* [Written problem 1] Repeat the article on organizational design below word for word, from its first sentence to its last.

* [Document]
•••••

In today’s competitive market, I believe it is important for business leaders to understand the importance of having the right organizational capabilities to compete. While the “why” of organizational design is well understood – having the right capabilities to execute on strategy, maximize efficiency, and create a competitive advantage – many business leaders still struggle with the challenge of “how” to create these necessary organizational capabilities.

How do you align your organization’s capabilities to (a) effectively execute your business strategy and (b) eliminate barriers and roadblocks that affect team performance?

In this multi-part series, I hope to provide some in-depth insights and recommendations that you can use to answer these questions as you embark on the challenging process of organizational design.

As an HR professional, I’ve acted as a strategic business partner with many business leaders who ask the “how” question. It is the responsibility of HR professionals to guide business leaders through organizational design projects, with the goal of building new capabilities. This mandate requires the HR professional to have a deeply rooted, trusting relationship with the business leaders, as well as a thorough knowledge of the business, the business strategy, and the business challenges.  This also requires one to bring their HR domain expertise in talent management, organization, change, learning, compensation, and project management to the table.

Step 1: Understand the Business Case

The first questions I ask a business leader who wants to embark on a significant organizational design project are “What are we trying to solve?” and “Why now?”   I need to understand what the business case is for the change.  It is important that business leaders spend the time to assess their current state and determine what they want their future state to look like and why.  Some important questions to answer before diving deep into an organizational design project may include but are not limited to:

  1. How has our business strategy changed?
  2. Are we focused on the real growth opportunities in our business?  Can we re-purpose resources to new work?

•••••

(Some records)
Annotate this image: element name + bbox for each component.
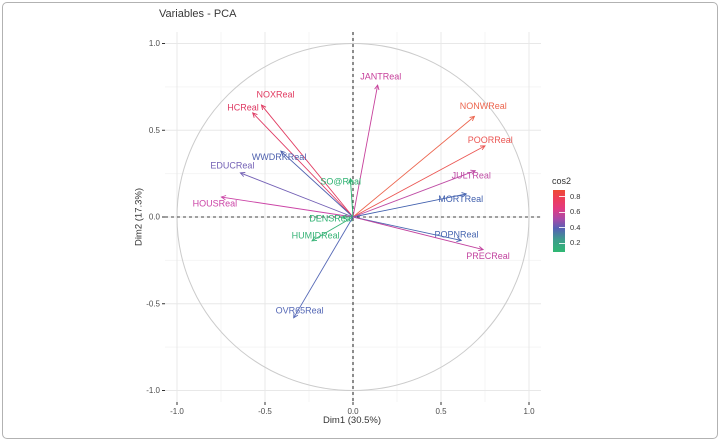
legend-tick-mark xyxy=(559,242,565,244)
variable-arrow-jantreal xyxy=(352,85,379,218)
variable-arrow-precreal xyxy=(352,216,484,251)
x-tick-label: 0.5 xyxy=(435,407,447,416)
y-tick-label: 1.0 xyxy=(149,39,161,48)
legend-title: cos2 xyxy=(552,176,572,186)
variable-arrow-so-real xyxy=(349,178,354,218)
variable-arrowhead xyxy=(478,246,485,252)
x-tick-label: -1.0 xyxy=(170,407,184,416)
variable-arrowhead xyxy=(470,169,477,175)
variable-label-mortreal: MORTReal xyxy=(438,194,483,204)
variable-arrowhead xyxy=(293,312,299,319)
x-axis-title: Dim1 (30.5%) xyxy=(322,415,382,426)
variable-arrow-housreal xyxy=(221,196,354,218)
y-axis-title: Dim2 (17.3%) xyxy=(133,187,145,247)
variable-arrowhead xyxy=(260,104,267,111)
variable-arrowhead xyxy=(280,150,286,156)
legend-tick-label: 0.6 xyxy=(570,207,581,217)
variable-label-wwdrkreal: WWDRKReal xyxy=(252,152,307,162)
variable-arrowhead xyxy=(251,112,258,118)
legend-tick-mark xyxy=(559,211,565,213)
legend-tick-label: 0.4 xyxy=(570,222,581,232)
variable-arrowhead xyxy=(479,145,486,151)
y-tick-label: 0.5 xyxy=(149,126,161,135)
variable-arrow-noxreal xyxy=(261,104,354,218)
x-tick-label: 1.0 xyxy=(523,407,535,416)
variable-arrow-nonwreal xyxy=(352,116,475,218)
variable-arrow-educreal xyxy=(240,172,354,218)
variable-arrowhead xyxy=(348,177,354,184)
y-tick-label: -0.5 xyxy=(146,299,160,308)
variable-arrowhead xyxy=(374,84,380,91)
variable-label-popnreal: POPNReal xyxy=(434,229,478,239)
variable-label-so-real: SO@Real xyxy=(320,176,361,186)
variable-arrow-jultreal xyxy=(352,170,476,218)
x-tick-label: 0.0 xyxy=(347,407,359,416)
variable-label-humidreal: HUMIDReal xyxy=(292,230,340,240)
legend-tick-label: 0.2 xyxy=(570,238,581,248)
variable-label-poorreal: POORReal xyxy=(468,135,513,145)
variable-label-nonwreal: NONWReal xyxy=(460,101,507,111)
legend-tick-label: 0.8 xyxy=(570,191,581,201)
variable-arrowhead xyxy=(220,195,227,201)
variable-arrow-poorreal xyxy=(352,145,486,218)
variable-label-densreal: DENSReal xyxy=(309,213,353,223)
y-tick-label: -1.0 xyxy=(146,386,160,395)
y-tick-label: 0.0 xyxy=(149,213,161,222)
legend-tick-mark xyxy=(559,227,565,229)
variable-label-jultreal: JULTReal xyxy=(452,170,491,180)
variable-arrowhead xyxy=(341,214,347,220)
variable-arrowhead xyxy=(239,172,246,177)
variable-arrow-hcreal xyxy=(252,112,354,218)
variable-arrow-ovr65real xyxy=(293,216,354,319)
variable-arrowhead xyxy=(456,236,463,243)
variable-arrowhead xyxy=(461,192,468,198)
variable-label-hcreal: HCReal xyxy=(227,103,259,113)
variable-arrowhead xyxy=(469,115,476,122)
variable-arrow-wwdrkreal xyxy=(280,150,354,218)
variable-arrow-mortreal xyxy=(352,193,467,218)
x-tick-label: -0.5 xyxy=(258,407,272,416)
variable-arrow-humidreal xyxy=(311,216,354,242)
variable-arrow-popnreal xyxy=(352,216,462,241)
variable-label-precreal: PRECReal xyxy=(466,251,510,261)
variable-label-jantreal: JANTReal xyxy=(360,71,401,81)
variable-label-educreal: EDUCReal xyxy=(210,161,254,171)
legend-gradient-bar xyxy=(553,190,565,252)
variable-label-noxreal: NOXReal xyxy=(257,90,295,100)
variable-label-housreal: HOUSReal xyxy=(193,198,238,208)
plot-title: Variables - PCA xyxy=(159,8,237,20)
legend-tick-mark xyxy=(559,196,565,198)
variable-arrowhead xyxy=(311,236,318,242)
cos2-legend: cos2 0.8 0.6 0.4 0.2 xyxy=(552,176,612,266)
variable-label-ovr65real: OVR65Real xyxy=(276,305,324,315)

•••••

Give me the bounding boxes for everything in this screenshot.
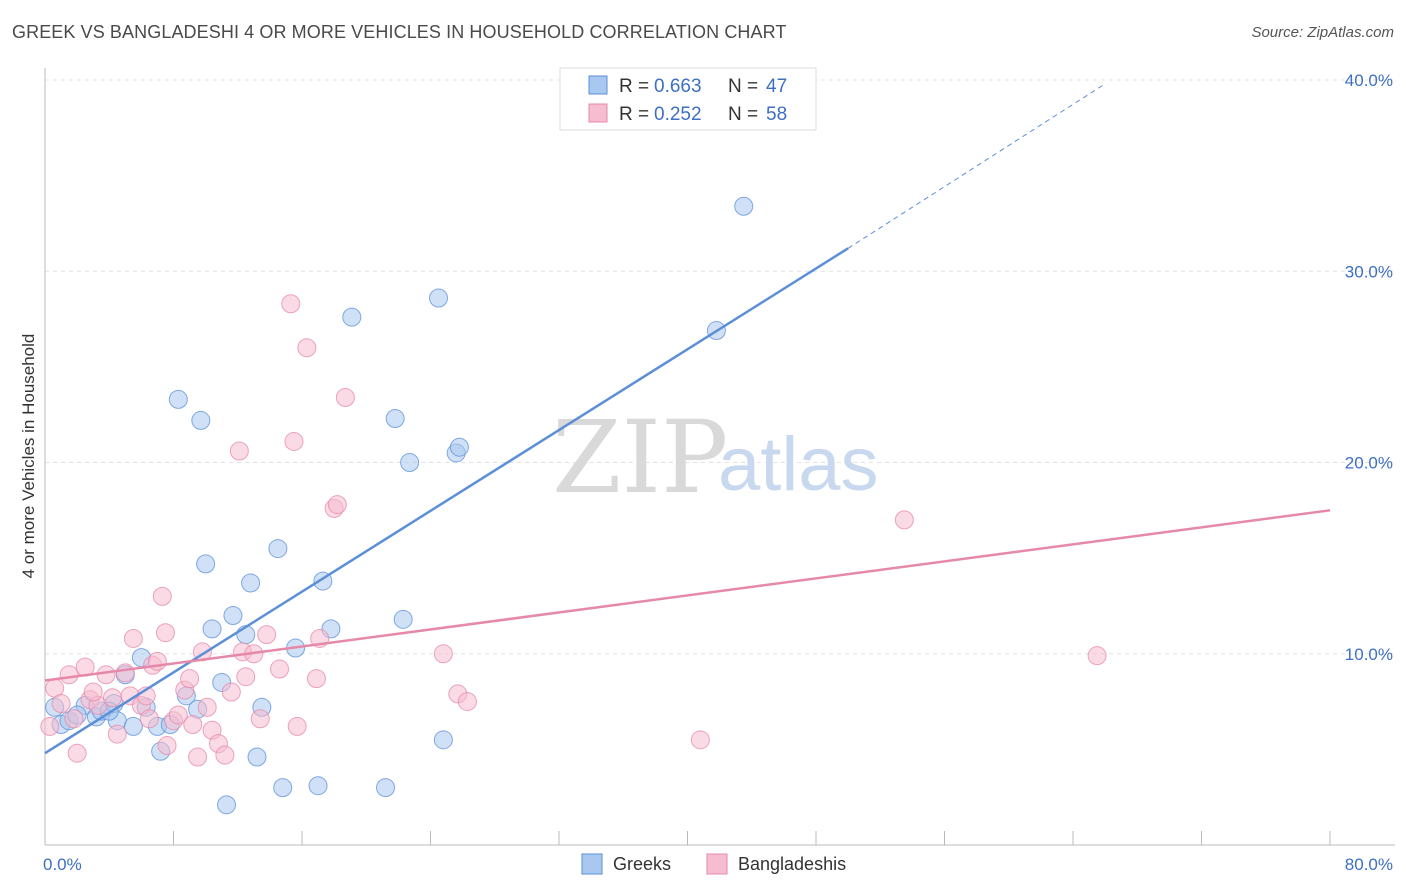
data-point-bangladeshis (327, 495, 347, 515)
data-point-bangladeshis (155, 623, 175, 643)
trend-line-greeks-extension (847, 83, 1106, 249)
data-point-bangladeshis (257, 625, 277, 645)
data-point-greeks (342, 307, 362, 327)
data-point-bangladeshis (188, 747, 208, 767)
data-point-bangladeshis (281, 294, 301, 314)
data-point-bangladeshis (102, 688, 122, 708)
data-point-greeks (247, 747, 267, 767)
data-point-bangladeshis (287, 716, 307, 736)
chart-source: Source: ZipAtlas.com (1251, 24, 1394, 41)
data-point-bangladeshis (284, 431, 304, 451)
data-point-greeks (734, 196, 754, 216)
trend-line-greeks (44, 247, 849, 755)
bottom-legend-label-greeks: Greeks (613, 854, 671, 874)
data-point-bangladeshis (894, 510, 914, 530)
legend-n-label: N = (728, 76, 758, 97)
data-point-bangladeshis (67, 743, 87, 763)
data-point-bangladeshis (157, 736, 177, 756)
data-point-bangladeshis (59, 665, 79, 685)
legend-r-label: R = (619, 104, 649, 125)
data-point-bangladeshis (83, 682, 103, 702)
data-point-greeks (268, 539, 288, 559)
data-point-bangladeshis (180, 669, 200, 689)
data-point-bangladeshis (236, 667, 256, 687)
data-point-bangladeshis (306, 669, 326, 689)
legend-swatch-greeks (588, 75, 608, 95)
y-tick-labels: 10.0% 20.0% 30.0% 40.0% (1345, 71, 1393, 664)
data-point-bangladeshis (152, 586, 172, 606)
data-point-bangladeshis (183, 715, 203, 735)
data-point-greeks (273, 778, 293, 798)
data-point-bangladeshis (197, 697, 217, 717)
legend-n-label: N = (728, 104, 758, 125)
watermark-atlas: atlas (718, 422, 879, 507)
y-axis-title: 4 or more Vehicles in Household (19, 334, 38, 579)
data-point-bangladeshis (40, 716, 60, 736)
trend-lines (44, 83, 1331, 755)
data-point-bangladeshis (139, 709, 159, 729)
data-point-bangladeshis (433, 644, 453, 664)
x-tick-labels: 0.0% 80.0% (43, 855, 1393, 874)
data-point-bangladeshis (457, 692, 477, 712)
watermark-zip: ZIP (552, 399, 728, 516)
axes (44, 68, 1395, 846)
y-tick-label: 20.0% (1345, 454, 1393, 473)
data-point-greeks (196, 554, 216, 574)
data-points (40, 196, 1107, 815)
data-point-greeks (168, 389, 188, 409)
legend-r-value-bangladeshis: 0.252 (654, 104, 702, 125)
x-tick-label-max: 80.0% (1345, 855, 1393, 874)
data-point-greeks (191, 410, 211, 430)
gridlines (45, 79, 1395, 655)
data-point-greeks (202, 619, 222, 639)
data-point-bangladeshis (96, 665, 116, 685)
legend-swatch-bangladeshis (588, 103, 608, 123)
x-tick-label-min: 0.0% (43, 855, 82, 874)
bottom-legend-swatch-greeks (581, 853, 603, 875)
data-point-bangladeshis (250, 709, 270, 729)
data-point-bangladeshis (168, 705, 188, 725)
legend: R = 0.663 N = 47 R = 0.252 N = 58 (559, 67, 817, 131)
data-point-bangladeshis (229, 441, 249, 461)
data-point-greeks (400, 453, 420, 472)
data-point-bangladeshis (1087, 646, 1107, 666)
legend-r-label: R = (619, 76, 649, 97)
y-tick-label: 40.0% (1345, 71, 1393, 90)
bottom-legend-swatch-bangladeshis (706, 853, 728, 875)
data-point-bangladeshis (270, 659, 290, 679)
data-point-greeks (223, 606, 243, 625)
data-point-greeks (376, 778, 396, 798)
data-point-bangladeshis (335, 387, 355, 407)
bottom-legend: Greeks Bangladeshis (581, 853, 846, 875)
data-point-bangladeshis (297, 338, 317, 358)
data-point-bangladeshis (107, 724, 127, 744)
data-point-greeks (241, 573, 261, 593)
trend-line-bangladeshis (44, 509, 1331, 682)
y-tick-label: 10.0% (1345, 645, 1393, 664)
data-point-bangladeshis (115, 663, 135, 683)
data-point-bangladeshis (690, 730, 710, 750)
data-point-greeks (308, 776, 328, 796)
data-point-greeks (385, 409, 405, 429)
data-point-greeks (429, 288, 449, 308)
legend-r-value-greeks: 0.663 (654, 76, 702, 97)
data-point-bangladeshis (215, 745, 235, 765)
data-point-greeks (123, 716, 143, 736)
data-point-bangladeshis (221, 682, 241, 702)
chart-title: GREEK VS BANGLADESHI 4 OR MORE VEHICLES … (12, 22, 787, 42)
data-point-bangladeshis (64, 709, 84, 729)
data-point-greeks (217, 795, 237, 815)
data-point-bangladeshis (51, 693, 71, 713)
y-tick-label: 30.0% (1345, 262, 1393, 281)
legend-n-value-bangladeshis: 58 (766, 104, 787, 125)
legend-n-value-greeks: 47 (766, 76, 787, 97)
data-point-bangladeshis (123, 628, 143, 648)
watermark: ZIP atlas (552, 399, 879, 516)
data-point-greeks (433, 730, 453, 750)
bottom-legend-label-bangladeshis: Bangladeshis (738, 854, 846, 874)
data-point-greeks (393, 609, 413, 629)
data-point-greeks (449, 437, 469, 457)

•••••

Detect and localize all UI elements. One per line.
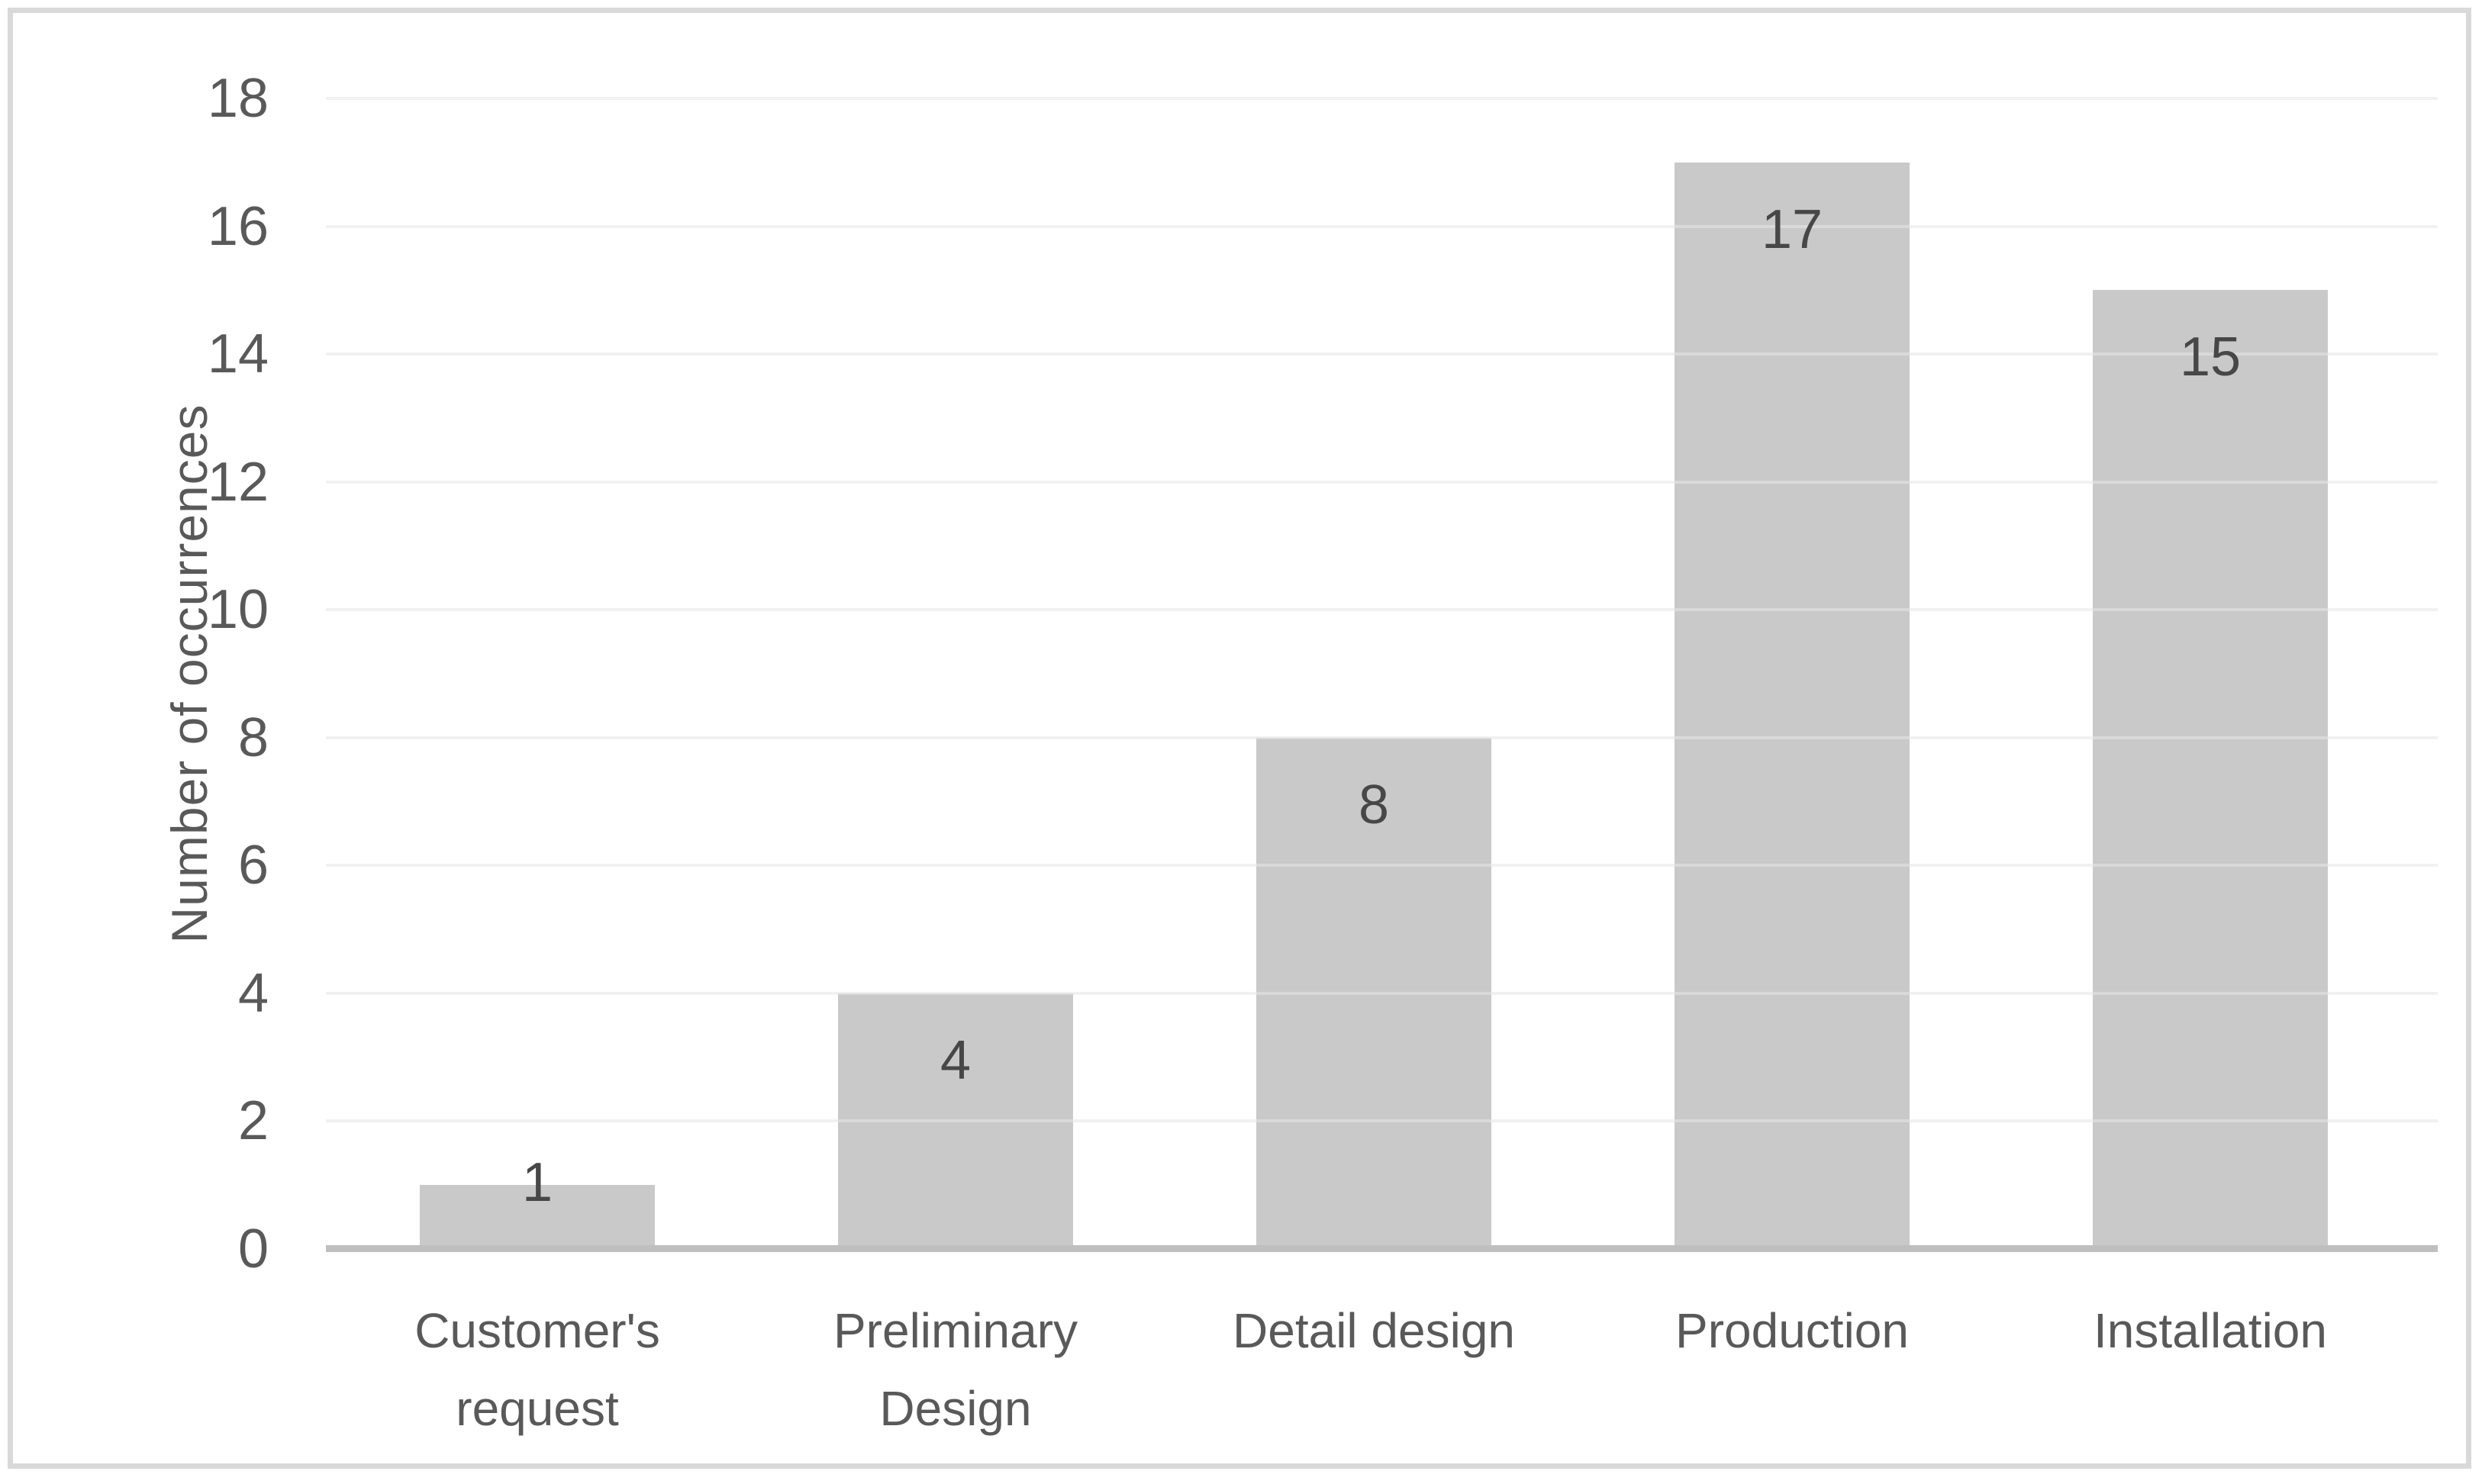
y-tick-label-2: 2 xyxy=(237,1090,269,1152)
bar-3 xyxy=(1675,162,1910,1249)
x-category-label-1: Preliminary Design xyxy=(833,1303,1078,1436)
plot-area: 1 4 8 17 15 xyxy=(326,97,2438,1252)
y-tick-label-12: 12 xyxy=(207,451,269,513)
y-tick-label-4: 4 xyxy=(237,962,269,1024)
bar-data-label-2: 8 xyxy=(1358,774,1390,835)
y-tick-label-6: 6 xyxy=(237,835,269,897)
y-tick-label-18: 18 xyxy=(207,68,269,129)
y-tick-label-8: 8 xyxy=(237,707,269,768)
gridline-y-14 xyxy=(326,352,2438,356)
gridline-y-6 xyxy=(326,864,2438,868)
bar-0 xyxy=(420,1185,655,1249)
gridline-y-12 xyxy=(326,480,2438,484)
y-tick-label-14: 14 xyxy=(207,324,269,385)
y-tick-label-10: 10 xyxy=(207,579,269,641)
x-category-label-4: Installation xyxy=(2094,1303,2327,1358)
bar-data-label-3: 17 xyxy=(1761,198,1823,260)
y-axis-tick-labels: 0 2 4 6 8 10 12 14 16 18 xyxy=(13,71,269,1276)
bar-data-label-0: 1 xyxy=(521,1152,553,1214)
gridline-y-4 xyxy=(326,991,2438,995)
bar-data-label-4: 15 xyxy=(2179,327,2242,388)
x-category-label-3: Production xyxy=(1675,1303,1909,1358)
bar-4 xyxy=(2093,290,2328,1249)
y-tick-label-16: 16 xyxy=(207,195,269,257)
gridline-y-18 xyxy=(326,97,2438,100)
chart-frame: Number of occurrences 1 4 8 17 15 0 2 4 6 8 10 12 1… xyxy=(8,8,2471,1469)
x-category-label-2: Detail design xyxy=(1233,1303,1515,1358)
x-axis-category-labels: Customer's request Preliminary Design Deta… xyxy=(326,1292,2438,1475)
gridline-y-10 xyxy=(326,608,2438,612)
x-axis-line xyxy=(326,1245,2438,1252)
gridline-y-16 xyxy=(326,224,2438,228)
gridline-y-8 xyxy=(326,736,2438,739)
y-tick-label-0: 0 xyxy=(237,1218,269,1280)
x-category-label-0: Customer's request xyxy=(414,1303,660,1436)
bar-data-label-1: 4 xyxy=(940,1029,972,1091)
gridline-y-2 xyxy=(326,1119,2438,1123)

•••••

* [Written problem 2] Pick out every line in the entries above that contains the string "wwdrkreal", and copy each one in full. Matching is case-sensitive.

* [Task answer 1]
In today’s competitive market, I believe it is important for business leaders to understand the importance of having the right organizational capabilities to compete. While the “why” of organizational design is well understood – having the right capabilities to execute on strategy, maximize efficiency, and create a competitive advantage – many business leaders still struggle with the challenge of “how” to create these necessary organizational capabilities.

How do you align your organization’s capabilities to (a) effectively execute your business strategy and (b) eliminate barriers and roadblocks that affect team performance?

In this multi-part series, I hope to provide some in-depth insights and recommendations that you can use to answer these questions as you embark on the challenging process of organizational design.

As an HR professional, I’ve acted as a strategic business partner with many business leaders who ask the “how” question. It is the responsibility of HR professionals to guide business leaders through organizational design projects, with the goal of building new capabilities. This mandate requires the HR professional to have a deeply rooted, trusting relationship with the business leaders, as well as a thorough knowledge of the business, the business strategy, and the business challenges.  This also requires one to bring their HR domain expertise in talent management, organization, change, learning, compensation, and project management to the table.

Step 1: Understand the Business Case

The first questions I ask a business leader who wants to embark on a significant organizational design project are “What are we trying to solve?” and “Why now?”   I need to understand what the business case is for the change.  It is important that business leaders spend the time to assess their current state and determine what they want their future state to look like and why.  Some important questions to answer before diving deep into an organizational design project may include but are not limited to:

  1. How has our business strategy changed?
  2. Are we focused on the real growth opportunities in our business?  Can we re-purpose resources to new work?

* [Task answer 2]
variable-label-wwdrkreal: WWDRKReal xyxy=(252,152,307,162)
variable-arrow-wwdrkreal xyxy=(280,150,354,218)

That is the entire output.